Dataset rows
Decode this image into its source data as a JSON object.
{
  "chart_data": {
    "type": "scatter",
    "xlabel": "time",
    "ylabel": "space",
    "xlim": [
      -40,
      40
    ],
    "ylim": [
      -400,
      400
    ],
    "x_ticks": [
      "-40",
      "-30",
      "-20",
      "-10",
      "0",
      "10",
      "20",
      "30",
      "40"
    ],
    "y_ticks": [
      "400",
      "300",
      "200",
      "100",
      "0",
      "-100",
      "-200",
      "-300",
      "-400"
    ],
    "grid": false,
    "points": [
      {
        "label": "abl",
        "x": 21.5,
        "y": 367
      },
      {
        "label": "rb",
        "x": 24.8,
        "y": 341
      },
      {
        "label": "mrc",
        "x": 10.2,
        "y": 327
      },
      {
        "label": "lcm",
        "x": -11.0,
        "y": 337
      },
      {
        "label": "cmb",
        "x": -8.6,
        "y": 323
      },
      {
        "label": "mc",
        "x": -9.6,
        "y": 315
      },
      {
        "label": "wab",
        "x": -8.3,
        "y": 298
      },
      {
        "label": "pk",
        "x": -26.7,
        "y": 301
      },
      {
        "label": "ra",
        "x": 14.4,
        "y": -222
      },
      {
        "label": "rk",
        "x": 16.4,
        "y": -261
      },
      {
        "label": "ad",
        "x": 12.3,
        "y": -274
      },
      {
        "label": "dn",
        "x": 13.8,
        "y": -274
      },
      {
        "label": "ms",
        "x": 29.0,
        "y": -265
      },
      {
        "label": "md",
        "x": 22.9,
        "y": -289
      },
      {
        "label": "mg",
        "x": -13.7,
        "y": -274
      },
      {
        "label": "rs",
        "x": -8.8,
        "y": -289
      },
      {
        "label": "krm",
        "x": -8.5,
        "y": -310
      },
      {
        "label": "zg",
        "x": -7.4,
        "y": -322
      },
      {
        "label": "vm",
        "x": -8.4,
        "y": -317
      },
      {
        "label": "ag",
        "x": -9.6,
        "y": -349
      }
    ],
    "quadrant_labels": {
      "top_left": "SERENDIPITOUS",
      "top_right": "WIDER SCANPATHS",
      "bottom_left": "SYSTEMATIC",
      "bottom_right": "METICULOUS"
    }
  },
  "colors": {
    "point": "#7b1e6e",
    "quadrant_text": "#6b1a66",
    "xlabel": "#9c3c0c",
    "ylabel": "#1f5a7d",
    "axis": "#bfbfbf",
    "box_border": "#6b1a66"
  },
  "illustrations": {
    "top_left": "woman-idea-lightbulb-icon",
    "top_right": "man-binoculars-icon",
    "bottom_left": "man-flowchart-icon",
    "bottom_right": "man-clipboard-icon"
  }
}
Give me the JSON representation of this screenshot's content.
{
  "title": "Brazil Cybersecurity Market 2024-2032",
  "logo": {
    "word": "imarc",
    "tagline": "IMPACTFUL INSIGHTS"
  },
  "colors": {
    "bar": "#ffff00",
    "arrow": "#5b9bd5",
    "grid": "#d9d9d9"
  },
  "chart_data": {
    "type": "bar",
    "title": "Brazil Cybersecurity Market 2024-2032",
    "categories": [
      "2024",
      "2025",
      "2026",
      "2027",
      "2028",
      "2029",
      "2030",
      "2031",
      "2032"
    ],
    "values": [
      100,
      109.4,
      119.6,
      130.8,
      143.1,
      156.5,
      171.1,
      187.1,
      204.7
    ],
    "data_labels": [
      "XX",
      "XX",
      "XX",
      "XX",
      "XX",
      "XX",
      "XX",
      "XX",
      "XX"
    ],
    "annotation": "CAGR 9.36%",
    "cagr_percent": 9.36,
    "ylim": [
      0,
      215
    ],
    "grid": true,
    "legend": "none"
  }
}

▶ [The problem] Using the data above, reproduce every line exactly.

▶ [Answer for this exercise]
Decode this image into its source data as a JSON object.
{
  "chart_data": {
    "type": "scatter",
    "xlabel": "time",
    "ylabel": "space",
    "xlim": [
      -40,
      40
    ],
    "ylim": [
      -400,
      400
    ],
    "x_ticks": [
      "-40",
      "-30",
      "-20",
      "-10",
      "0",
      "10",
      "20",
      "30",
      "40"
    ],
    "y_ticks": [
      "400",
      "300",
      "200",
      "100",
      "0",
      "-100",
      "-200",
      "-300",
      "-400"
    ],
    "grid": false,
    "points": [
      {
        "label": "abl",
        "x": 21.5,
        "y": 367
      },
      {
        "label": "rb",
        "x": 24.8,
        "y": 341
      },
      {
        "label": "mrc",
        "x": 10.2,
        "y": 327
      },
      {
        "label": "lcm",
        "x": -11.0,
        "y": 337
      },
      {
        "label": "cmb",
        "x": -8.6,
        "y": 323
      },
      {
        "label": "mc",
        "x": -9.6,
        "y": 315
      },
      {
        "label": "wab",
        "x": -8.3,
        "y": 298
      },
      {
        "label": "pk",
        "x": -26.7,
        "y": 301
      },
      {
        "label": "ra",
        "x": 14.4,
        "y": -222
      },
      {
        "label": "rk",
        "x": 16.4,
        "y": -261
      },
      {
        "label": "ad",
        "x": 12.3,
        "y": -274
      },
      {
        "label": "dn",
        "x": 13.8,
        "y": -274
      },
      {
        "label": "ms",
        "x": 29.0,
        "y": -265
      },
      {
        "label": "md",
        "x": 22.9,
        "y": -289
      },
      {
        "label": "mg",
        "x": -13.7,
        "y": -274
      },
      {
        "label": "rs",
        "x": -8.8,
        "y": -289
      },
      {
        "label": "krm",
        "x": -8.5,
        "y": -310
      },
      {
        "label": "zg",
        "x": -7.4,
        "y": -322
      },
      {
        "label": "vm",
        "x": -8.4,
        "y": -317
      },
      {
        "label": "ag",
        "x": -9.6,
        "y": -349
      }
    ],
    "quadrant_labels": {
      "top_left": "SERENDIPITOUS",
      "top_right": "WIDER SCANPATHS",
      "bottom_left": "SYSTEMATIC",
      "bottom_right": "METICULOUS"
    }
  },
  "colors": {
    "point": "#7b1e6e",
    "quadrant_text": "#6b1a66",
    "xlabel": "#9c3c0c",
    "ylabel": "#1f5a7d",
    "axis": "#bfbfbf",
    "box_border": "#6b1a66"
  },
  "illustrations": {
    "top_left": "woman-idea-lightbulb-icon",
    "top_right": "man-binoculars-icon",
    "bottom_left": "man-flowchart-icon",
    "bottom_right": "man-clipboard-icon"
  }
}
Give me the JSON representation of this screenshot's content.
{
  "title": "Brazil Cybersecurity Market 2024-2032",
  "logo": {
    "word": "imarc",
    "tagline": "IMPACTFUL INSIGHTS"
  },
  "colors": {
    "bar": "#ffff00",
    "arrow": "#5b9bd5",
    "grid": "#d9d9d9"
  },
  "chart_data": {
    "type": "bar",
    "title": "Brazil Cybersecurity Market 2024-2032",
    "categories": [
      "2024",
      "2025",
      "2026",
      "2027",
      "2028",
      "2029",
      "2030",
      "2031",
      "2032"
    ],
    "values": [
      100,
      109.4,
      119.6,
      130.8,
      143.1,
      156.5,
      171.1,
      187.1,
      204.7
    ],
    "data_labels": [
      "XX",
      "XX",
      "XX",
      "XX",
      "XX",
      "XX",
      "XX",
      "XX",
      "XX"
    ],
    "annotation": "CAGR 9.36%",
    "cagr_percent": 9.36,
    "ylim": [
      0,
      215
    ],
    "grid": true,
    "legend": "none"
  }
}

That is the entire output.